> GIVEN INSTRUCTION: Extract the full set of records that follows, word for word.

> RECORDS PROVIDED:

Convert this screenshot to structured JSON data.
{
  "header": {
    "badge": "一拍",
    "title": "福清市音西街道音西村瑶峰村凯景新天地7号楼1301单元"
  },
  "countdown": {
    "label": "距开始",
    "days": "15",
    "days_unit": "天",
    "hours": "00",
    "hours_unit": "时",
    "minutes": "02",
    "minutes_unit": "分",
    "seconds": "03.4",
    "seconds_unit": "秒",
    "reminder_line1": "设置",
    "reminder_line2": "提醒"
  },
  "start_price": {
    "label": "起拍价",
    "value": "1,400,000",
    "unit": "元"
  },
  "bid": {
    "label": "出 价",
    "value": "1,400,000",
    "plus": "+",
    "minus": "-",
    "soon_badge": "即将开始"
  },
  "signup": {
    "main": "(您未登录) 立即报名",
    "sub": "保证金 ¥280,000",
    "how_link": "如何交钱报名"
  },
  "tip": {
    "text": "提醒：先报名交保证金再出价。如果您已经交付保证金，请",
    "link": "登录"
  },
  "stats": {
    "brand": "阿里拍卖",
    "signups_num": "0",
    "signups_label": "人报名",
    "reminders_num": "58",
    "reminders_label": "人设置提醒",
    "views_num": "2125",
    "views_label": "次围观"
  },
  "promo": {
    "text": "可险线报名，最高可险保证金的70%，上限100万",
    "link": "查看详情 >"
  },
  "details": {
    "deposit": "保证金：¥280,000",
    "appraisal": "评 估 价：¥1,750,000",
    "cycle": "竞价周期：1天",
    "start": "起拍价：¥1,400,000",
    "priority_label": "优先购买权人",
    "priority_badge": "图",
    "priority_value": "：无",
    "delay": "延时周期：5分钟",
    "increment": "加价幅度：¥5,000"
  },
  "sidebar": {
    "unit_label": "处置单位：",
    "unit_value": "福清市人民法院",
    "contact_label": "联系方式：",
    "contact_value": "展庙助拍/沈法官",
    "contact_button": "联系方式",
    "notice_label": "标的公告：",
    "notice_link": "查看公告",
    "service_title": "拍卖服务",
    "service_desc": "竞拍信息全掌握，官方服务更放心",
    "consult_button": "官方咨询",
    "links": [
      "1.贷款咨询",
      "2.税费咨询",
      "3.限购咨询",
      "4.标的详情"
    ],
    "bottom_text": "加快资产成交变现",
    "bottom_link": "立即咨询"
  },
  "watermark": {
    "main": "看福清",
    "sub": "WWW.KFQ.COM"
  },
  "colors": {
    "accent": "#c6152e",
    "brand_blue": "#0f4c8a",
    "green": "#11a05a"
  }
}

> SOLUTION FOR THIS EXERCISE:
Convert this screenshot to structured JSON data.
{
  "header": {
    "badge": "一拍",
    "title": "福清市音西街道音西村瑶峰村凯景新天地7号楼1301单元"
  },
  "countdown": {
    "label": "距开始",
    "days": "15",
    "days_unit": "天",
    "hours": "00",
    "hours_unit": "时",
    "minutes": "02",
    "minutes_unit": "分",
    "seconds": "03.4",
    "seconds_unit": "秒",
    "reminder_line1": "设置",
    "reminder_line2": "提醒"
  },
  "start_price": {
    "label": "起拍价",
    "value": "1,400,000",
    "unit": "元"
  },
  "bid": {
    "label": "出 价",
    "value": "1,400,000",
    "plus": "+",
    "minus": "-",
    "soon_badge": "即将开始"
  },
  "signup": {
    "main": "(您未登录) 立即报名",
    "sub": "保证金 ¥280,000",
    "how_link": "如何交钱报名"
  },
  "tip": {
    "text": "提醒：先报名交保证金再出价。如果您已经交付保证金，请",
    "link": "登录"
  },
  "stats": {
    "brand": "阿里拍卖",
    "signups_num": "0",
    "signups_label": "人报名",
    "reminders_num": "58",
    "reminders_label": "人设置提醒",
    "views_num": "2125",
    "views_label": "次围观"
  },
  "promo": {
    "text": "可险线报名，最高可险保证金的70%，上限100万",
    "link": "查看详情 >"
  },
  "details": {
    "deposit": "保证金：¥280,000",
    "appraisal": "评 估 价：¥1,750,000",
    "cycle": "竞价周期：1天",
    "start": "起拍价：¥1,400,000",
    "priority_label": "优先购买权人",
    "priority_badge": "图",
    "priority_value": "：无",
    "delay": "延时周期：5分钟",
    "increment": "加价幅度：¥5,000"
  },
  "sidebar": {
    "unit_label": "处置单位：",
    "unit_value": "福清市人民法院",
    "contact_label": "联系方式：",
    "contact_value": "展庙助拍/沈法官",
    "contact_button": "联系方式",
    "notice_label": "标的公告：",
    "notice_link": "查看公告",
    "service_title": "拍卖服务",
    "service_desc": "竞拍信息全掌握，官方服务更放心",
    "consult_button": "官方咨询",
    "links": [
      "1.贷款咨询",
      "2.税费咨询",
      "3.限购咨询",
      "4.标的详情"
    ],
    "bottom_text": "加快资产成交变现",
    "bottom_link": "立即咨询"
  },
  "watermark": {
    "main": "看福清",
    "sub": "WWW.KFQ.COM"
  },
  "colors": {
    "accent": "#c6152e",
    "brand_blue": "#0f4c8a",
    "green": "#11a05a"
  }
}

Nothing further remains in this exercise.